_Provided text_:
= Beginning of Section =

As his ability to participate improved, the occupational therapist raised the stakes. She navigated Matt’s WC through a labyrinth of smaller spaces in their clinic, each targeting specific activities or functional tasks, such as a mock car for transfers, virtual games, and various arm equipment, until she arrived at the Upper Extremity Ergometer, a.k.a. arm bike. His chair was locked an arm's distance away. Electrodes were adhered to both arms' biceps, triceps, scapula, and shoulder muscles, and his hands were securely ace-wrapped to the handle grips. The electrical stimulation augmented muscle contractions in sync with the cycling sequence. The ergometer was programmed to go at a slow rate and offered just enough assistance to help Matt complete each revolution. Although instructed to keep pedaling, Matt was lackluster and pulled free 15 minutes later, adamantly dodging further attempts to have his hand strapped in again. The therapist was undeterred. Instead, not to be outdone, she scheduled 30-minute time slots twice weekly. She was convinced, or at least hoped, that using a pseudo-piece of gym equipment that incorporated muscle stimulation and worked multiple arm muscles in a synchronized and repetitive movement would challenge and motivate Matt.
The occupational therapist creatively designed activities to involve both extremities, trunk rotation, and balance control during each task. Sitting on a mat table, she asked Matt to pick up a bean bag with his right hand and reach across his body to drop it on the floor to be picked up by his left hand. On other days, he was asked to pick up small objects from the table, deposit them in a basket overhead, or roll a ball around on a table surface. Sometimes, they stood to work on weight shifting side-to-side, turning to look to the far left or right to find a landmark or to use both hands to place large pegs into an incline board alternately. Unfortunately, as with the piano, spasticity complicated the quality of his right arm movement and function.
For the last month of his stay, Matt was scheduled, once to twice weekly, to play an interactive computer game designed to engage his mind further and develop right arm control. In the adjourning room beyond the bicycle ergometer, Matt sat before a monitor with his forearm secured to a rolling platform with a vertical handgrip. Like all basic video games, the goal was to navigate, point accurately, and hit as many targets as possible in a designated amount of time. It required concentration, coordination, and speed. Having grown up playing Super Mario Brothers, Donkey Kong, and Tetris, among others, this activity appealed to Matt more than the Upper Extremity Ergometer, to which he was unaccustomed.
In the near future, occupational therapy and nursing goals at the sub-acute rehabilitation center would emphasize training for self-care skills, such as brushing his hair and teeth, and helping with showers and dressing to aid him when he finally could go home.

= End of Section =

_Parts of the exercise_:
1. In the account of Matt's therapy, replace "monitor" with "display" and write out the portion that begins at the words "For the last" and ends after "he was unaccustomed.".
2. Decide whether each statement agrees with the account of Matt's therapy, and support each yes or no with the deciding words of the account, quoted exactly.
(a) The arm bike was programmed to go at a fast rate.
(b) Matt pulled free from the arm bike 15 minutes after starting.
(c) The interactive computer game appealed to Matt more than the Upper Extremity Ergometer did.

_Supplied records_:
= Beginning of Section =

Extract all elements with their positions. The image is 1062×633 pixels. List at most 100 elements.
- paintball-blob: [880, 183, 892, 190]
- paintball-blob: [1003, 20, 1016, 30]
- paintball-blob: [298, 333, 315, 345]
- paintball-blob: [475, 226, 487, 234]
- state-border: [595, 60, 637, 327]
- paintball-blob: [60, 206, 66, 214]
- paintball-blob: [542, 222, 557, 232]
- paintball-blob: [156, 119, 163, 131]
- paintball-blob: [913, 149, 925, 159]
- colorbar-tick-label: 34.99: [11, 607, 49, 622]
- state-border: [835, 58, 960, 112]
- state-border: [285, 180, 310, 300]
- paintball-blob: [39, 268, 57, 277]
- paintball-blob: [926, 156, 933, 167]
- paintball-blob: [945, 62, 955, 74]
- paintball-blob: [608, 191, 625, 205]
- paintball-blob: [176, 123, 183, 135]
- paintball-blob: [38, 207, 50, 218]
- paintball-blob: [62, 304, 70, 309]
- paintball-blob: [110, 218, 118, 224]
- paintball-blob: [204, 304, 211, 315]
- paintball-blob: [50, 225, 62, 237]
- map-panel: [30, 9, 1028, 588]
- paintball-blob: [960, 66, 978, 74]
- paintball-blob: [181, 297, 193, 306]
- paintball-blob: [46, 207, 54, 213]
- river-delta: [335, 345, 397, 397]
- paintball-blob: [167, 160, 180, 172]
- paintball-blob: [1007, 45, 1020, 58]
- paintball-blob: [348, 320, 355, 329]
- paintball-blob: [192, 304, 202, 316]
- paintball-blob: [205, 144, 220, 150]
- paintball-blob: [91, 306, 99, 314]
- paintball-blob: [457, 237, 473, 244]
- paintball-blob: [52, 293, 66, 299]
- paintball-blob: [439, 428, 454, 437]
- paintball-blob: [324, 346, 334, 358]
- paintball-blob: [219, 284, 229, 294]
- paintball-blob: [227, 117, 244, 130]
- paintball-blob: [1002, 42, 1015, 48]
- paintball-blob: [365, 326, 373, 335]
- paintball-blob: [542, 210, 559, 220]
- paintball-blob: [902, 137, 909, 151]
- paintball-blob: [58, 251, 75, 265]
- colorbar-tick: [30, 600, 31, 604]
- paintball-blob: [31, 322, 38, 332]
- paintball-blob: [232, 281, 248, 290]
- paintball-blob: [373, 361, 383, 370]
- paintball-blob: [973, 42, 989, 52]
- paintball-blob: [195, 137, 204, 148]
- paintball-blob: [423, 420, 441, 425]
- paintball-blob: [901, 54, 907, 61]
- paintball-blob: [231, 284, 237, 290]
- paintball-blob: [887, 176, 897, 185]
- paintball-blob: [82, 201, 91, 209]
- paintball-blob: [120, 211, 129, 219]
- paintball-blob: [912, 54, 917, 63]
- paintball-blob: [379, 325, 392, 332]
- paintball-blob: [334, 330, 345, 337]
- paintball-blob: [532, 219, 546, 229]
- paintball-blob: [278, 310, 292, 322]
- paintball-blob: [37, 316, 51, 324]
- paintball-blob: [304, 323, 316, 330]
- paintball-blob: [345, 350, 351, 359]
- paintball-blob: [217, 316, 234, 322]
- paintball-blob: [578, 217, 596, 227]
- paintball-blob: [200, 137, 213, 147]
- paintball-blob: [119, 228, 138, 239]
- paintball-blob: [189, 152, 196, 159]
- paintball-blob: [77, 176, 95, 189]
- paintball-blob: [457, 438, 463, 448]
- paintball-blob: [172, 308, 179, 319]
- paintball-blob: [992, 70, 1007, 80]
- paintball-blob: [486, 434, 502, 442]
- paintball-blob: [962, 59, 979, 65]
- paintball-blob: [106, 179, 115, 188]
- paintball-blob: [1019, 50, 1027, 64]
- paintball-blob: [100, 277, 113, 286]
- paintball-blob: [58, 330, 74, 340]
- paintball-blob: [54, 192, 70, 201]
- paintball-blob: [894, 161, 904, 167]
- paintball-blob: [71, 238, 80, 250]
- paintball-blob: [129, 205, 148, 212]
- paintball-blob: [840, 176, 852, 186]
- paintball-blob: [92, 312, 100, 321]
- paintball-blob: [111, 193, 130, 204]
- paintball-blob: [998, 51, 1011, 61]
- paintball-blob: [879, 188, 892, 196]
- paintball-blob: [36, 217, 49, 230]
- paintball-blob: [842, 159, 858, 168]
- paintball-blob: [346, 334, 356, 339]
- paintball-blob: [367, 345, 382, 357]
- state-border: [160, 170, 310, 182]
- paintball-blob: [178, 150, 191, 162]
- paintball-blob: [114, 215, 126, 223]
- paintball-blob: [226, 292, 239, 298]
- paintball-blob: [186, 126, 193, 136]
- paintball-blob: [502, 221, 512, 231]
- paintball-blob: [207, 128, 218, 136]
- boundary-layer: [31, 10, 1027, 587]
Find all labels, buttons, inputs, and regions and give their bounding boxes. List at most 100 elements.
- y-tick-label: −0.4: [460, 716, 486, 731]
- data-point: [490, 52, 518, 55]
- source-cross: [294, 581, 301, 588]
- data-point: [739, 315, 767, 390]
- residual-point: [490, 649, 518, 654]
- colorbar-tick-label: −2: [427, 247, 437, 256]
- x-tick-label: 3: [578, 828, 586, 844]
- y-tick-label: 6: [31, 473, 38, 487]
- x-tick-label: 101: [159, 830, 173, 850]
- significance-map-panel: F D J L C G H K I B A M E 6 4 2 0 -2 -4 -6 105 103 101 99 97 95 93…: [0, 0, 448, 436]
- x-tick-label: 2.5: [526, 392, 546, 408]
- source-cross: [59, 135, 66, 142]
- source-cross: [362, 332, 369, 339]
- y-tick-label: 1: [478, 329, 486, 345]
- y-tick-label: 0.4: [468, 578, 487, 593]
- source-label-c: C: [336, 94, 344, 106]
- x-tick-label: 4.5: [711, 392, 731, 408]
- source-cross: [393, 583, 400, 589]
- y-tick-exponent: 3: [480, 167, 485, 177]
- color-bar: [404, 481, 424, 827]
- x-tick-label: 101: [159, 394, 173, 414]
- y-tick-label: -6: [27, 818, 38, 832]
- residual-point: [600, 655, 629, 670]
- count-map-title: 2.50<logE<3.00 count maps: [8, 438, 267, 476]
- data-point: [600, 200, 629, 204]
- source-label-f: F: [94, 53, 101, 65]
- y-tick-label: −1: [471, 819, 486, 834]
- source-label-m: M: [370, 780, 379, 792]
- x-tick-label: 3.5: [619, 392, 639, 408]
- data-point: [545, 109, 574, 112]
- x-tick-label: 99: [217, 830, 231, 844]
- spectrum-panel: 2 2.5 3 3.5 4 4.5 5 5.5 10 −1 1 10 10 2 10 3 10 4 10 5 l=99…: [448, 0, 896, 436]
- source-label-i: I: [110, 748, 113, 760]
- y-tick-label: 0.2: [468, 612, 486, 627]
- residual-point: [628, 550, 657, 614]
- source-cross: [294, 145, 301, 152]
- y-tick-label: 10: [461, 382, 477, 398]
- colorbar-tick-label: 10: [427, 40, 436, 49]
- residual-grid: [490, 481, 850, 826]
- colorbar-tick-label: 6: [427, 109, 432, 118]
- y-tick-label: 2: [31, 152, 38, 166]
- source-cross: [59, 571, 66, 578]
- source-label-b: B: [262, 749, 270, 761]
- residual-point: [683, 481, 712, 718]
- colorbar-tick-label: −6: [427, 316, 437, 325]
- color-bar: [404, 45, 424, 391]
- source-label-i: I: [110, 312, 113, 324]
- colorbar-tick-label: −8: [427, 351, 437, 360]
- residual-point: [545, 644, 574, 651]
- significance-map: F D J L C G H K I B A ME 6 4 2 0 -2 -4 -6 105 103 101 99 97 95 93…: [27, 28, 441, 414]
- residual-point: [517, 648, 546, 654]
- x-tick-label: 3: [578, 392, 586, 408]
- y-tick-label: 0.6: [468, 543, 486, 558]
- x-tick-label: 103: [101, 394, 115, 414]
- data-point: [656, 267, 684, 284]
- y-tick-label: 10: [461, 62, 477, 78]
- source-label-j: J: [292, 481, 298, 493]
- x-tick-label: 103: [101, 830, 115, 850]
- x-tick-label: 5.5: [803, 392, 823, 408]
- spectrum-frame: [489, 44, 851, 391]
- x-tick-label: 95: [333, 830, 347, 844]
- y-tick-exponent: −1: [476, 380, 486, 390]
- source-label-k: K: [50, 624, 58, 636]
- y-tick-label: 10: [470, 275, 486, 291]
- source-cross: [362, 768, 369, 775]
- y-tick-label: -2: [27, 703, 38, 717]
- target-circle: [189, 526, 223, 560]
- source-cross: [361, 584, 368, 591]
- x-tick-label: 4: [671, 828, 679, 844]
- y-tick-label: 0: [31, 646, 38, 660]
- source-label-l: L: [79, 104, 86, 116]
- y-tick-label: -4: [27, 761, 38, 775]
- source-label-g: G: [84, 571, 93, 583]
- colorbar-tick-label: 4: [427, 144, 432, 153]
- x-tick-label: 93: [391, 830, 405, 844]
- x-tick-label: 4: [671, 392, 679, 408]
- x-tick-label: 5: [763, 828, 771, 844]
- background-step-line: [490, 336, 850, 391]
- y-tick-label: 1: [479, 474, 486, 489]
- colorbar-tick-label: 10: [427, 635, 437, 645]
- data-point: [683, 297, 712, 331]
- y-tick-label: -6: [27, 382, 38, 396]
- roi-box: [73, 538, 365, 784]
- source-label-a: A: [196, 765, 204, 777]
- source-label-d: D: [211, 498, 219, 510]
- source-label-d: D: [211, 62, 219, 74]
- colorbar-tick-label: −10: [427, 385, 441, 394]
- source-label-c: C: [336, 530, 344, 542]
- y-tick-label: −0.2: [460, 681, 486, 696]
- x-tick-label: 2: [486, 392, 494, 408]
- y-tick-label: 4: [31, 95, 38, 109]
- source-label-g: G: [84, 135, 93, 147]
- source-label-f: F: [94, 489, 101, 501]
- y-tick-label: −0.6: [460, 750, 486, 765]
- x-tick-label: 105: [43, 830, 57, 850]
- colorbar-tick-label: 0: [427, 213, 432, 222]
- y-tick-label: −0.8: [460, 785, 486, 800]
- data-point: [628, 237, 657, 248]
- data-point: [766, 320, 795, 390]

= End of Section =

_Answers to each task_:
1.
For the last month of his stay, Matt was scheduled, once to twice weekly, to play an interactive computer game designed to engage his mind further and develop right arm control. In the adjourning room beyond the bicycle ergometer, Matt sat before a display with his forearm secured to a rolling platform with a vertical handgrip. Like all basic video games, the goal was to navigate, point accurately, and hit as many targets as possible in a designated amount of time. It required concentration, coordination, and speed. Having grown up playing Super Mario Brothers, Donkey Kong, and Tetris, among others, this activity appealed to Matt more than the Upper Extremity Ergometer, to which he was unaccustomed.

2.
(a) No: "The ergometer was programmed to go at a slow rate"
(b) Yes: "Matt was lackluster and pulled free 15 minutes later"
(c) Yes: "this activity appealed to Matt more than the Upper Extremity Ergometer"